__Exercise task__
Answer these questions using the private water supply response:
1. How many members does UNISON represent in Scotland?
2. In what month and year is the response dated?
3. Who do UNISON's proposed grants or aids aim to protect?
=== Extract ===
UNISON home
UNISONScotland www
Scotland's biggest public service union Join UNISON
Join UNISON
Click here
Home News About us Join Us Contacts Help Resources Learning Links UNISON UK

 

 

Private Water Supply

UNISON Scotland's response to Scottish Executive Environment Group Consultation on Private Water Supply Regulation

February 2002

 

Introduction

This paper constitutes UNISON Scotland's response to the consultation document issued by the Scottish Executive Environment Group on Private Water Supply Regulation.

UNISON is Scotland's largest trade union representing over 140,000 members working in the public sector. As the largest trade union in the Scottish water industry, UNISON members are both providers and users of water in Scotland. UNISON welcomes the opportunity to comment on the Scottish Executive's consultative paper on the proposals for the regulation of private water supply. This response needs to be seen in the context of our previous submissions to recent Scottish Executive consultations on the water industry.

We welcome the proposals to regulate private water. UNISON believes that the provision of healthy and safe water to all people of Scotland is crucial to the wider public health and social inclusion agenda. Whilst we recognise the difficulties in determining responsibility for private water regulation, we believe that it is essential that the issues are addressed.

Our comments on the consultation document emphasise the need for robust standards, greater regulation and accountability, and long term investment to ensure safe drinking water for all people in Scotland.

We have provided below our responses to the questions posed in the consultation document.

 

Responses

  1. Regulation of private water supplies.
  2. UNISON recognises that there are substantial resource implications in requiring all private water supplies to be regulated by local authorities. However, when balancing public health with cost, we believe that it is right to include all private water supplies, not just those serving more than 50 persons or supplies associated with commercial activity.

    As noted in the consultation document, there are many issues of the protection of visitors and guests to unregulated areas. The document does not clearly define a "commercial activity". UNISON is concerned at the risks posed to users or visitors to community centres, bed and breakfast accommodation, voluntary or charity properties, which may not fall into the category of "commercial activity". Given the importance of tourism in remote and rural areas we should put in safeguards to ensure standards are consistently met.

    The resource implications for local authorities will be substantial, and UNISON would envisage additional resources being allocated for these purposes. We would recommend clear guidelines on water regulation, and the possibility of grants or aid for owners of private water supplies who do not have the means to meet such new requirements. It should be stressed that UNISON views grants or aids as a safeguard to protect small co-operatives, crofters or private owners responsible for private water supplies.

  3. Relevant person against whom enforcement action will be taken.
  4. UNISON acknowledges that both the owner of the land on which the source of the water supply is located, and the owner of the property to which the water is supplied, should have responsibilities to ensure water standards are adhered to, however we see that this position could pose difficulties.

    We are aware of the range of scenarios which have potential to affect water quality which are difficult to legislate against. For example, environmental or natural occurrences far upstream of abstraction point, between source and supply point, and at storage points can affect the quality of water.

    It is important to recognise that land may be owned by co-operatives, community trusts, farmers or crofters, who may not have the resources to ensure standards are met. If necessary, as noted in point 1, grants or assistance could be made available to assist such groups and individuals who are deemed responsible for ensuring water quality standards are met.
=== Entries ===
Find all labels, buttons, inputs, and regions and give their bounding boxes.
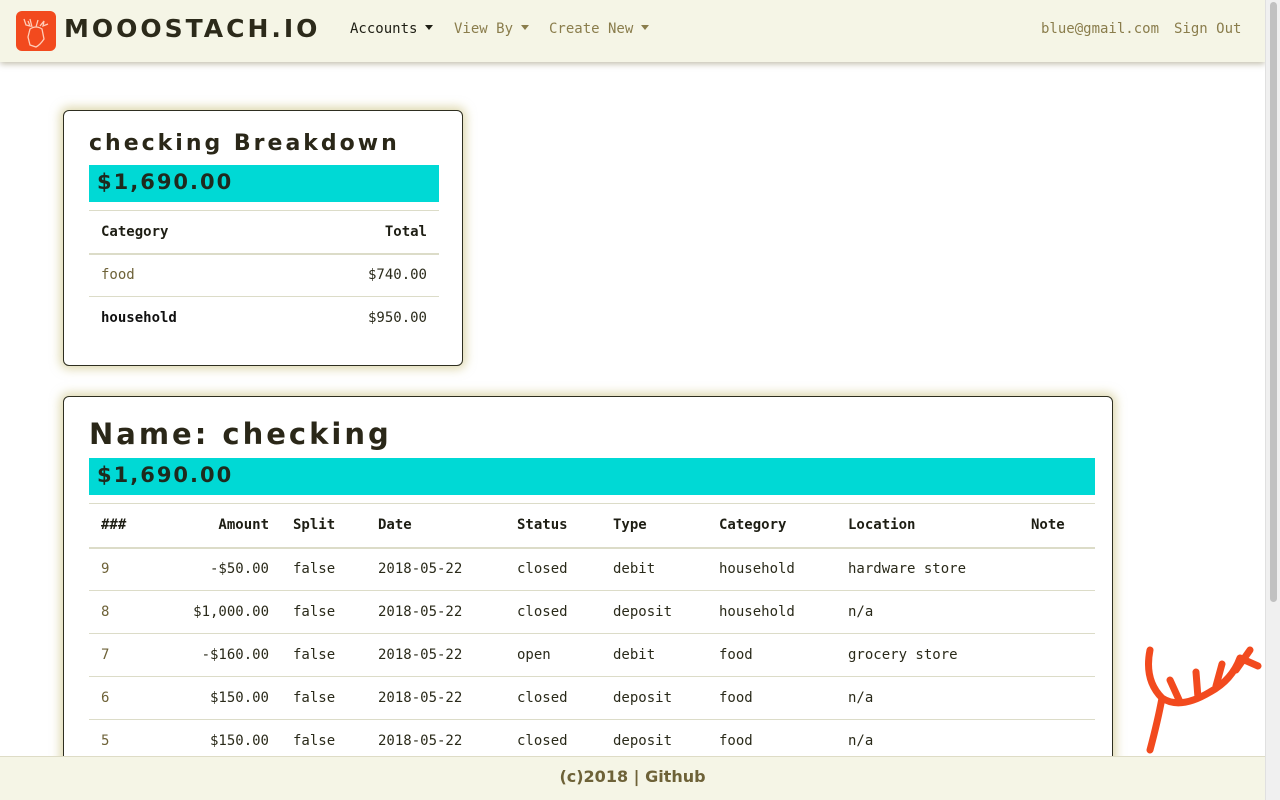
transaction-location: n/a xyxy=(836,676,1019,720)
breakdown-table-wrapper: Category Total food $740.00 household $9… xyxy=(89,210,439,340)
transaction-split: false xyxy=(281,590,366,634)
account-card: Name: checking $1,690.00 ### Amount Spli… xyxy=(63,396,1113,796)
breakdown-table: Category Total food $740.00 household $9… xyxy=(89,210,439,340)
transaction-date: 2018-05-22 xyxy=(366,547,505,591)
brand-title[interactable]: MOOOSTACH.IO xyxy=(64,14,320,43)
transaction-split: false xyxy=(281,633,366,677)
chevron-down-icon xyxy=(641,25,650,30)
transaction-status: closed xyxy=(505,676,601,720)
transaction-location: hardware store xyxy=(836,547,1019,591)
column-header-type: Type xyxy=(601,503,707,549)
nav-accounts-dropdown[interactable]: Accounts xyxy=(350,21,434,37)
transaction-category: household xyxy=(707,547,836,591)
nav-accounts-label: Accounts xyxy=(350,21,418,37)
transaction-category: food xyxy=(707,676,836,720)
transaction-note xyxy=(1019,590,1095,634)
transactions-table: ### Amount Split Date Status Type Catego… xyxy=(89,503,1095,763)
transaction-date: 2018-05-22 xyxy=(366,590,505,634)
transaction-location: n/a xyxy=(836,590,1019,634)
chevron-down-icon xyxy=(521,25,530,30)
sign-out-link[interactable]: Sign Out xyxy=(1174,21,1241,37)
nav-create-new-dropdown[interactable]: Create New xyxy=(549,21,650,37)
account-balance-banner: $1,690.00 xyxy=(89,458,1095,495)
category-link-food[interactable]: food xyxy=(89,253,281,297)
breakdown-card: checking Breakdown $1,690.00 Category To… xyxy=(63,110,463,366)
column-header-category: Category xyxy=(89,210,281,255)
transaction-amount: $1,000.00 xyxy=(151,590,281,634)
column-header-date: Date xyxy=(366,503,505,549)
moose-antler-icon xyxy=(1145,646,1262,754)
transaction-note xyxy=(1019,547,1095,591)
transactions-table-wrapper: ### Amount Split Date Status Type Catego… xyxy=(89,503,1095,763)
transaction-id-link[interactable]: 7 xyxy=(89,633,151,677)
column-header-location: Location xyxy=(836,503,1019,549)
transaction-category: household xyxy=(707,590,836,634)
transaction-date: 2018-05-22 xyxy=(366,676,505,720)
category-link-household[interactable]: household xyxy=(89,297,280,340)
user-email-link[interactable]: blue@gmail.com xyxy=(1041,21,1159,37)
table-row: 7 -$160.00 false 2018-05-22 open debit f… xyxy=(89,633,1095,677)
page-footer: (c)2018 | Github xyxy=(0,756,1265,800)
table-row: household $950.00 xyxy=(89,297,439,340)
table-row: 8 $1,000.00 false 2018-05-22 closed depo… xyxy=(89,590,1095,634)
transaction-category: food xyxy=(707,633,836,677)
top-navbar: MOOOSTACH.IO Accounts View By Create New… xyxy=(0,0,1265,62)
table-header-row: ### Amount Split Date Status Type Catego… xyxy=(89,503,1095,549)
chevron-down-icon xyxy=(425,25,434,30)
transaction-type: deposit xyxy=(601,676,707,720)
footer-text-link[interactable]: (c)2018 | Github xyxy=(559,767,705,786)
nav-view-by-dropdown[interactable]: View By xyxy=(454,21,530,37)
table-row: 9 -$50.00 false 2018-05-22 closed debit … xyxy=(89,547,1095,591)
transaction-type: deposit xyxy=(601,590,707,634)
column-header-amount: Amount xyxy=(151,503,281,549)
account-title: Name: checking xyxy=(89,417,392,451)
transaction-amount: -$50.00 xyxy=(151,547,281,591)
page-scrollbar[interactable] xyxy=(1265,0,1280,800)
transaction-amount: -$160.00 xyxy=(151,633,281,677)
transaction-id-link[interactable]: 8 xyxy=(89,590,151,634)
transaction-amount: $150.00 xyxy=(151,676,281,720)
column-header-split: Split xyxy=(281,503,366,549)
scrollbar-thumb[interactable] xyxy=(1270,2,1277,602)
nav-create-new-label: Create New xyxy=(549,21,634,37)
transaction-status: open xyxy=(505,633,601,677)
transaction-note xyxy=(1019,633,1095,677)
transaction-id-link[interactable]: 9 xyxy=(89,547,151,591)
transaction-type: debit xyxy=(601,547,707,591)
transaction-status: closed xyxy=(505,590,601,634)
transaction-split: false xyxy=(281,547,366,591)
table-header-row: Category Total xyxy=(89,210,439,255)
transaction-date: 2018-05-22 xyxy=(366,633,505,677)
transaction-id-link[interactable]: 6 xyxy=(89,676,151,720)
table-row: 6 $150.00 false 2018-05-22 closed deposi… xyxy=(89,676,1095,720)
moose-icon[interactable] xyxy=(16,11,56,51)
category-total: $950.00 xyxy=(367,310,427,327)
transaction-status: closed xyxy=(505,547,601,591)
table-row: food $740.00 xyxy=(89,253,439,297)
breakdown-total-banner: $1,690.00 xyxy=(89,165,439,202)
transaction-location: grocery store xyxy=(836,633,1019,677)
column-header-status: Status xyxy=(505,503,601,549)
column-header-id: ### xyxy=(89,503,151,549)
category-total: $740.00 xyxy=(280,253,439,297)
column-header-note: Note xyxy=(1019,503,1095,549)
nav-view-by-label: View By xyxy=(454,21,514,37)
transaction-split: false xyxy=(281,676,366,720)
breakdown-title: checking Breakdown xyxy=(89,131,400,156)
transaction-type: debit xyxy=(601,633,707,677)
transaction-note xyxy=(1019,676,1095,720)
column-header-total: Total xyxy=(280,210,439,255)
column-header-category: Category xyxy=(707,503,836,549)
===
__Worked answer__
1. Over 140,000 members working in the public sector.
2. February 2002.
3. Small co-operatives, crofters or private owners responsible for private water supplies.